### Reading text

============

This week, I'm trying a slightly different take on the kind of deck I wrote about last week. That deck was designed to inflict damage by making everyone draw. It's a tall order to defeat three opponents that way, so I've added a few cheeky tweaks with alternate win conditions since. However, my main focus is on this less-generous mirror image of Nekusar, the Mindrazer: Queza, Augur of Agonies.

Introduction
Nekusar was blue, black, and red. This combines themes of control and aggression. Yes, when facing him, you could bleed out those precious life points by drawing cards, but you had a chance to draw into your own deck and find answers.
Queza is much more selfish. This legendary cephalid octopus (a rules errata consolidated all cephalids into the octopus creature type) wants all the card advantage to itself. As a downside, it doesn't ping every opponent at the table. I have to choose my enemy. This is a mind game, a game of politics, and a game of choosing my actions carefully. Queza is also white, blue, and black. There is still blue control and that subversive swampy menace seen in Nekusar, but the white adds options for more subtle defensive cards and new win conditions instead of red's pure violence. You can see the entire deck list on Moxfield.
I also decided to set an arbitrary budget for this deck, even though it's built on cards I already own. This won't have the expensive control combos that lock down the table. This needs to be cheap, but able to do many things at once. Queza helps win, but isn't the win condition. The real question, then, is what does win the game?

I may not have mentioned this before, but 3-color decks are not my strongest area of understanding Magic: The Gathering synergy. The foundation for single-color decks are simple. A mana base will be mostly basic lands in your color, a few utility lands, and some artifacts or creatures that tap for extra mana. New Benalia (pictured) is an example of a white utility land which enters tapped, but lets me peek at the top card of my draw pile and then choose whether to leave it there, or slide it to the bottom in hope of getting something better. Sometimes the free scry is more useful than immediate access to one white mana.

============

### Data lines
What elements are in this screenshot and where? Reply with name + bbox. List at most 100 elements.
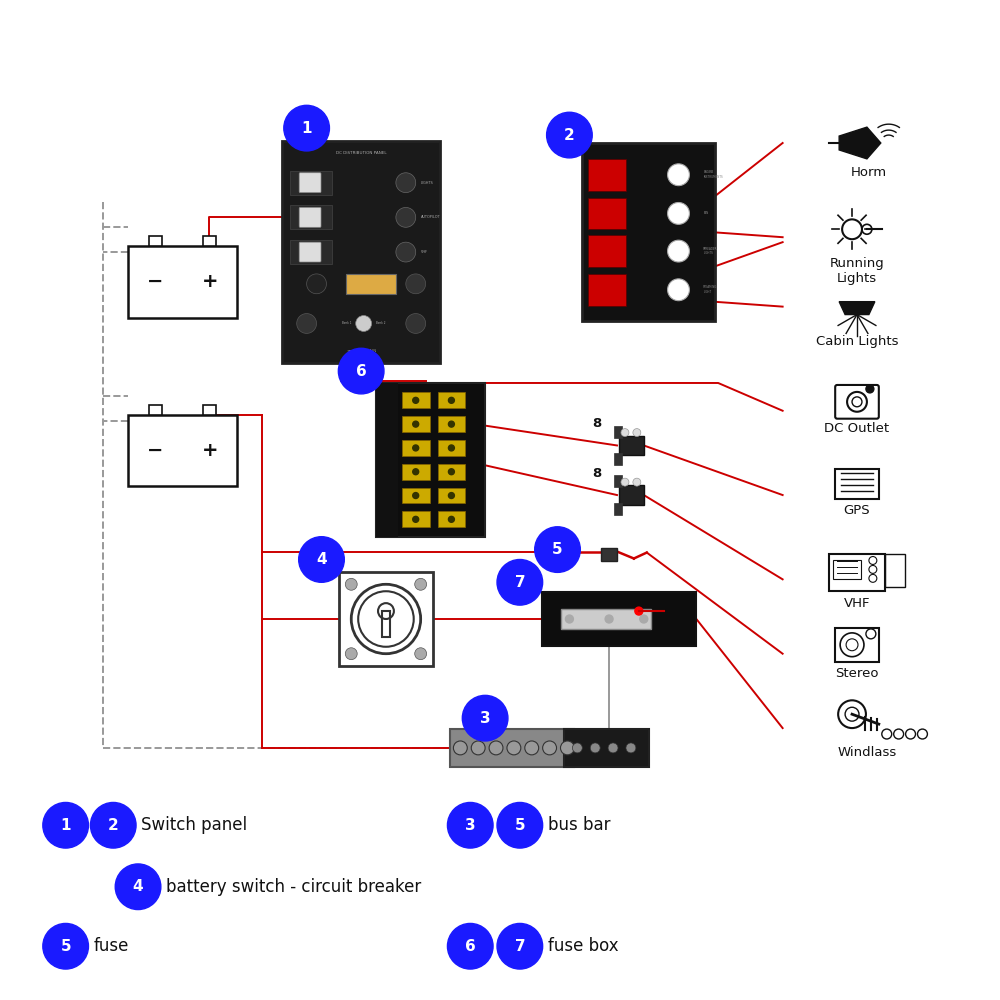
FancyBboxPatch shape [128, 415, 237, 486]
Circle shape [497, 802, 543, 848]
FancyBboxPatch shape [376, 383, 398, 537]
FancyBboxPatch shape [402, 511, 430, 527]
Text: GPS: GPS [844, 504, 870, 517]
Text: 5: 5 [515, 818, 525, 833]
Circle shape [447, 802, 493, 848]
Circle shape [633, 429, 641, 437]
FancyBboxPatch shape [149, 405, 162, 415]
FancyBboxPatch shape [588, 235, 626, 267]
Circle shape [43, 923, 88, 969]
Text: 2: 2 [564, 128, 575, 143]
FancyBboxPatch shape [438, 416, 465, 432]
FancyBboxPatch shape [402, 440, 430, 456]
Circle shape [547, 112, 592, 158]
Circle shape [448, 445, 454, 451]
Text: Bank 2: Bank 2 [376, 321, 386, 325]
Text: 5: 5 [552, 542, 563, 557]
FancyBboxPatch shape [619, 485, 644, 505]
Circle shape [396, 173, 416, 193]
Text: −: − [147, 272, 164, 291]
Text: SPREADER
LIGHTS: SPREADER LIGHTS [703, 247, 718, 255]
Circle shape [90, 802, 136, 848]
Text: 7: 7 [515, 575, 525, 590]
Circle shape [866, 385, 874, 393]
FancyBboxPatch shape [290, 240, 332, 264]
Circle shape [338, 348, 384, 394]
Circle shape [297, 314, 317, 333]
FancyBboxPatch shape [203, 236, 216, 246]
Text: 8: 8 [593, 417, 602, 430]
Circle shape [507, 741, 521, 755]
FancyBboxPatch shape [588, 159, 626, 191]
Text: Cabin Lights: Cabin Lights [816, 335, 898, 348]
FancyBboxPatch shape [339, 572, 433, 666]
FancyBboxPatch shape [299, 173, 321, 193]
Circle shape [284, 105, 329, 151]
FancyBboxPatch shape [582, 143, 715, 321]
FancyBboxPatch shape [619, 436, 644, 455]
Circle shape [471, 741, 485, 755]
FancyBboxPatch shape [402, 416, 430, 432]
FancyBboxPatch shape [290, 171, 332, 195]
Text: 4: 4 [316, 552, 327, 567]
Polygon shape [839, 127, 881, 159]
Circle shape [633, 478, 641, 486]
FancyBboxPatch shape [564, 729, 649, 767]
Text: VHF: VHF [421, 250, 428, 254]
Text: AUTOPILOT: AUTOPILOT [421, 215, 440, 219]
Text: +: + [202, 441, 218, 460]
FancyBboxPatch shape [402, 488, 430, 503]
FancyBboxPatch shape [402, 464, 430, 480]
FancyBboxPatch shape [402, 392, 430, 408]
Text: Windlass: Windlass [837, 746, 897, 759]
Text: 1: 1 [60, 818, 71, 833]
FancyBboxPatch shape [376, 383, 485, 537]
Circle shape [668, 240, 689, 262]
Text: STEAMING
LIGHT: STEAMING LIGHT [703, 285, 718, 294]
Circle shape [462, 695, 508, 741]
Circle shape [497, 559, 543, 605]
Text: ENGINE
INSTRUMENTS: ENGINE INSTRUMENTS [703, 170, 723, 179]
Circle shape [299, 537, 344, 582]
FancyBboxPatch shape [450, 729, 574, 767]
FancyBboxPatch shape [614, 503, 622, 515]
Circle shape [413, 493, 419, 499]
Text: fuse box: fuse box [548, 937, 618, 955]
Circle shape [448, 516, 454, 522]
Text: DC Outlet: DC Outlet [824, 422, 890, 435]
Text: ◄► YPR BRAIN: ◄► YPR BRAIN [347, 349, 376, 353]
FancyBboxPatch shape [438, 392, 465, 408]
FancyBboxPatch shape [346, 274, 396, 294]
Circle shape [560, 741, 574, 755]
Text: 8: 8 [593, 467, 602, 480]
FancyBboxPatch shape [588, 198, 626, 229]
FancyBboxPatch shape [290, 205, 332, 229]
FancyBboxPatch shape [299, 242, 321, 262]
Circle shape [668, 202, 689, 224]
Text: Stereo: Stereo [835, 667, 879, 680]
Circle shape [605, 615, 613, 623]
Circle shape [307, 274, 326, 294]
FancyBboxPatch shape [614, 475, 622, 487]
Text: 4: 4 [133, 879, 143, 894]
Circle shape [415, 648, 427, 660]
Text: FAN: FAN [703, 211, 708, 215]
Circle shape [43, 802, 88, 848]
FancyBboxPatch shape [299, 207, 321, 227]
Circle shape [396, 207, 416, 227]
FancyBboxPatch shape [149, 236, 162, 246]
Text: DC DISTRIBUTION PANEL: DC DISTRIBUTION PANEL [336, 151, 386, 155]
Text: bus bar: bus bar [548, 816, 610, 834]
Circle shape [640, 615, 648, 623]
Text: Running
Lights: Running Lights [830, 257, 884, 285]
Circle shape [115, 864, 161, 910]
Polygon shape [839, 302, 875, 315]
Circle shape [413, 397, 419, 403]
FancyBboxPatch shape [614, 426, 622, 438]
Text: 3: 3 [465, 818, 476, 833]
Circle shape [448, 397, 454, 403]
Circle shape [626, 743, 636, 753]
Circle shape [572, 743, 582, 753]
Circle shape [635, 607, 643, 615]
Circle shape [413, 516, 419, 522]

============

### What you will do
Sum up the Queza deck article above in two sentences.

### Solution for this task
The writer is trying a new take on last week's deck, which dealt damage by making everyone draw, and is now building a cheap white, blue, and black deck around Queza, Augur of Agonies, a less generous mirror image of Nekusar, the Mindrazer. Queza keeps the card advantage for itself and makes the player choose one opponent to hurt, while white adds subtle defensive cards and new win conditions, since Queza helps win but isn't the win condition.